Requirements
Send back the records in full, character for character.

Input data
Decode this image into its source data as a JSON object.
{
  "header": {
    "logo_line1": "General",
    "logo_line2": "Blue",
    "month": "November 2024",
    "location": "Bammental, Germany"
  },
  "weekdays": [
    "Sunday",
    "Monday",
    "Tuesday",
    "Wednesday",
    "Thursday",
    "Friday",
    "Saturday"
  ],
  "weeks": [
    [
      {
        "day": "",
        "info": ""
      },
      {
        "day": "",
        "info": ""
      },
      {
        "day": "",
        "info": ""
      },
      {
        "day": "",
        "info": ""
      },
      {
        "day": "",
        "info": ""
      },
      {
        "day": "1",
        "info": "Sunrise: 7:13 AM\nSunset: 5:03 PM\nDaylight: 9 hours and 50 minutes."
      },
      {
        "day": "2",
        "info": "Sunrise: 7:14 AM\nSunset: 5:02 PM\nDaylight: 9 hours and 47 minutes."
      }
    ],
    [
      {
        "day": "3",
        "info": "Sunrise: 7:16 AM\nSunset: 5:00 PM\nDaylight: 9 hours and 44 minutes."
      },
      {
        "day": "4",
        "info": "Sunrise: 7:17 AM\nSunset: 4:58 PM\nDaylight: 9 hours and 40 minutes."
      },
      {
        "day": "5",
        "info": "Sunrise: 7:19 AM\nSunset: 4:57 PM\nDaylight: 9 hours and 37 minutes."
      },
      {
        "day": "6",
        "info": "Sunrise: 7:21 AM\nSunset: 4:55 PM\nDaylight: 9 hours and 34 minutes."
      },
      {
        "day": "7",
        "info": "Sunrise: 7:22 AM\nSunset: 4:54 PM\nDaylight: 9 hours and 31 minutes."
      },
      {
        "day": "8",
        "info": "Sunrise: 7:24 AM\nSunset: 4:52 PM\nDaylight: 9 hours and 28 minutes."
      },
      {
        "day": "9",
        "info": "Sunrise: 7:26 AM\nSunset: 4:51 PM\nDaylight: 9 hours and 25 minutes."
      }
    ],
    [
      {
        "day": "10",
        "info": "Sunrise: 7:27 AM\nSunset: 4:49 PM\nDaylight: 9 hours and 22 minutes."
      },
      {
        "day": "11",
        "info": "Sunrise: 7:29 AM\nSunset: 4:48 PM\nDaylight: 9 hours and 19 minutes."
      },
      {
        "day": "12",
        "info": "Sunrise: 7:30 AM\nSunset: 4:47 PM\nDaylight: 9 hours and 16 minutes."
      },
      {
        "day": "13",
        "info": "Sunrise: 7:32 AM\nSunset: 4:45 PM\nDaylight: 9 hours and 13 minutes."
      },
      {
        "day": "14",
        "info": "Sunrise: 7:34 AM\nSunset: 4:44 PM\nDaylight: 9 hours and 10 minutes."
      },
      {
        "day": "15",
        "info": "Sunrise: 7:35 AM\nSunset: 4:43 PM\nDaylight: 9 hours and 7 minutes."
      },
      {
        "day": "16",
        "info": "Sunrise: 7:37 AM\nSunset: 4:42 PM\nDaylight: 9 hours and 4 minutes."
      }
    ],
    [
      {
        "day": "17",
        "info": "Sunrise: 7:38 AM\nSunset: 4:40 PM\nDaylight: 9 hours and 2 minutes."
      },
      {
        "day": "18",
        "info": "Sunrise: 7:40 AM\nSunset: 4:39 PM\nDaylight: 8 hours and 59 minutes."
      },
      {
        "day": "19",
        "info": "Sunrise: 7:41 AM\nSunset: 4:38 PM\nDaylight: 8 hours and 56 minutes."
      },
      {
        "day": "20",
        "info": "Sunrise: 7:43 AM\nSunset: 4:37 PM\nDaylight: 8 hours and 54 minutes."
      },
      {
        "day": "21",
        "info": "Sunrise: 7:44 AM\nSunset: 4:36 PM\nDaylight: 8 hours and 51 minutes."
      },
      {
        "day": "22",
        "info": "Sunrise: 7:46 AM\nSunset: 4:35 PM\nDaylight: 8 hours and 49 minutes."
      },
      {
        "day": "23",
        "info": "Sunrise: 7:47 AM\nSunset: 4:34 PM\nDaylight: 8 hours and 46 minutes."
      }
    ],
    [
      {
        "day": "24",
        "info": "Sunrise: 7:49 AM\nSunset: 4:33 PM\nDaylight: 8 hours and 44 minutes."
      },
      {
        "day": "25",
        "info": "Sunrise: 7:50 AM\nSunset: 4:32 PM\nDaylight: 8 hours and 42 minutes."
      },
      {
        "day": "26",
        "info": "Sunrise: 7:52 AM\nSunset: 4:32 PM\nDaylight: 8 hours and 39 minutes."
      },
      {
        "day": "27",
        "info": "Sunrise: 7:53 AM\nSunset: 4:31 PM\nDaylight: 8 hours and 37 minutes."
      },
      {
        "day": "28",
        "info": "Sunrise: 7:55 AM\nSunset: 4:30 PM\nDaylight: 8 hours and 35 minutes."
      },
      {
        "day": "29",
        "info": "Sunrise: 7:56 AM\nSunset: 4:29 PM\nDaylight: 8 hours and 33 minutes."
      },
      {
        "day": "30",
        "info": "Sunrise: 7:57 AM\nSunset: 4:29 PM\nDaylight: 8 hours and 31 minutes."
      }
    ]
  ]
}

Completed exercise
Decode this image into its source data as a JSON object.
{
  "header": {
    "logo_line1": "General",
    "logo_line2": "Blue",
    "month": "November 2024",
    "location": "Bammental, Germany"
  },
  "weekdays": [
    "Sunday",
    "Monday",
    "Tuesday",
    "Wednesday",
    "Thursday",
    "Friday",
    "Saturday"
  ],
  "weeks": [
    [
      {
        "day": "",
        "info": ""
      },
      {
        "day": "",
        "info": ""
      },
      {
        "day": "",
        "info": ""
      },
      {
        "day": "",
        "info": ""
      },
      {
        "day": "",
        "info": ""
      },
      {
        "day": "1",
        "info": "Sunrise: 7:13 AM\nSunset: 5:03 PM\nDaylight: 9 hours and 50 minutes."
      },
      {
        "day": "2",
        "info": "Sunrise: 7:14 AM\nSunset: 5:02 PM\nDaylight: 9 hours and 47 minutes."
      }
    ],
    [
      {
        "day": "3",
        "info": "Sunrise: 7:16 AM\nSunset: 5:00 PM\nDaylight: 9 hours and 44 minutes."
      },
      {
        "day": "4",
        "info": "Sunrise: 7:17 AM\nSunset: 4:58 PM\nDaylight: 9 hours and 40 minutes."
      },
      {
        "day": "5",
        "info": "Sunrise: 7:19 AM\nSunset: 4:57 PM\nDaylight: 9 hours and 37 minutes."
      },
      {
        "day": "6",
        "info": "Sunrise: 7:21 AM\nSunset: 4:55 PM\nDaylight: 9 hours and 34 minutes."
      },
      {
        "day": "7",
        "info": "Sunrise: 7:22 AM\nSunset: 4:54 PM\nDaylight: 9 hours and 31 minutes."
      },
      {
        "day": "8",
        "info": "Sunrise: 7:24 AM\nSunset: 4:52 PM\nDaylight: 9 hours and 28 minutes."
      },
      {
        "day": "9",
        "info": "Sunrise: 7:26 AM\nSunset: 4:51 PM\nDaylight: 9 hours and 25 minutes."
      }
    ],
    [
      {
        "day": "10",
        "info": "Sunrise: 7:27 AM\nSunset: 4:49 PM\nDaylight: 9 hours and 22 minutes."
      },
      {
        "day": "11",
        "info": "Sunrise: 7:29 AM\nSunset: 4:48 PM\nDaylight: 9 hours and 19 minutes."
      },
      {
        "day": "12",
        "info": "Sunrise: 7:30 AM\nSunset: 4:47 PM\nDaylight: 9 hours and 16 minutes."
      },
      {
        "day": "13",
        "info": "Sunrise: 7:32 AM\nSunset: 4:45 PM\nDaylight: 9 hours and 13 minutes."
      },
      {
        "day": "14",
        "info": "Sunrise: 7:34 AM\nSunset: 4:44 PM\nDaylight: 9 hours and 10 minutes."
      },
      {
        "day": "15",
        "info": "Sunrise: 7:35 AM\nSunset: 4:43 PM\nDaylight: 9 hours and 7 minutes."
      },
      {
        "day": "16",
        "info": "Sunrise: 7:37 AM\nSunset: 4:42 PM\nDaylight: 9 hours and 4 minutes."
      }
    ],
    [
      {
        "day": "17",
        "info": "Sunrise: 7:38 AM\nSunset: 4:40 PM\nDaylight: 9 hours and 2 minutes."
      },
      {
        "day": "18",
        "info": "Sunrise: 7:40 AM\nSunset: 4:39 PM\nDaylight: 8 hours and 59 minutes."
      },
      {
        "day": "19",
        "info": "Sunrise: 7:41 AM\nSunset: 4:38 PM\nDaylight: 8 hours and 56 minutes."
      },
      {
        "day": "20",
        "info": "Sunrise: 7:43 AM\nSunset: 4:37 PM\nDaylight: 8 hours and 54 minutes."
      },
      {
        "day": "21",
        "info": "Sunrise: 7:44 AM\nSunset: 4:36 PM\nDaylight: 8 hours and 51 minutes."
      },
      {
        "day": "22",
        "info": "Sunrise: 7:46 AM\nSunset: 4:35 PM\nDaylight: 8 hours and 49 minutes."
      },
      {
        "day": "23",
        "info": "Sunrise: 7:47 AM\nSunset: 4:34 PM\nDaylight: 8 hours and 46 minutes."
      }
    ],
    [
      {
        "day": "24",
        "info": "Sunrise: 7:49 AM\nSunset: 4:33 PM\nDaylight: 8 hours and 44 minutes."
      },
      {
        "day": "25",
        "info": "Sunrise: 7:50 AM\nSunset: 4:32 PM\nDaylight: 8 hours and 42 minutes."
      },
      {
        "day": "26",
        "info": "Sunrise: 7:52 AM\nSunset: 4:32 PM\nDaylight: 8 hours and 39 minutes."
      },
      {
        "day": "27",
        "info": "Sunrise: 7:53 AM\nSunset: 4:31 PM\nDaylight: 8 hours and 37 minutes."
      },
      {
        "day": "28",
        "info": "Sunrise: 7:55 AM\nSunset: 4:30 PM\nDaylight: 8 hours and 35 minutes."
      },
      {
        "day": "29",
        "info": "Sunrise: 7:56 AM\nSunset: 4:29 PM\nDaylight: 8 hours and 33 minutes."
      },
      {
        "day": "30",
        "info": "Sunrise: 7:57 AM\nSunset: 4:29 PM\nDaylight: 8 hours and 31 minutes."
      }
    ]
  ]
}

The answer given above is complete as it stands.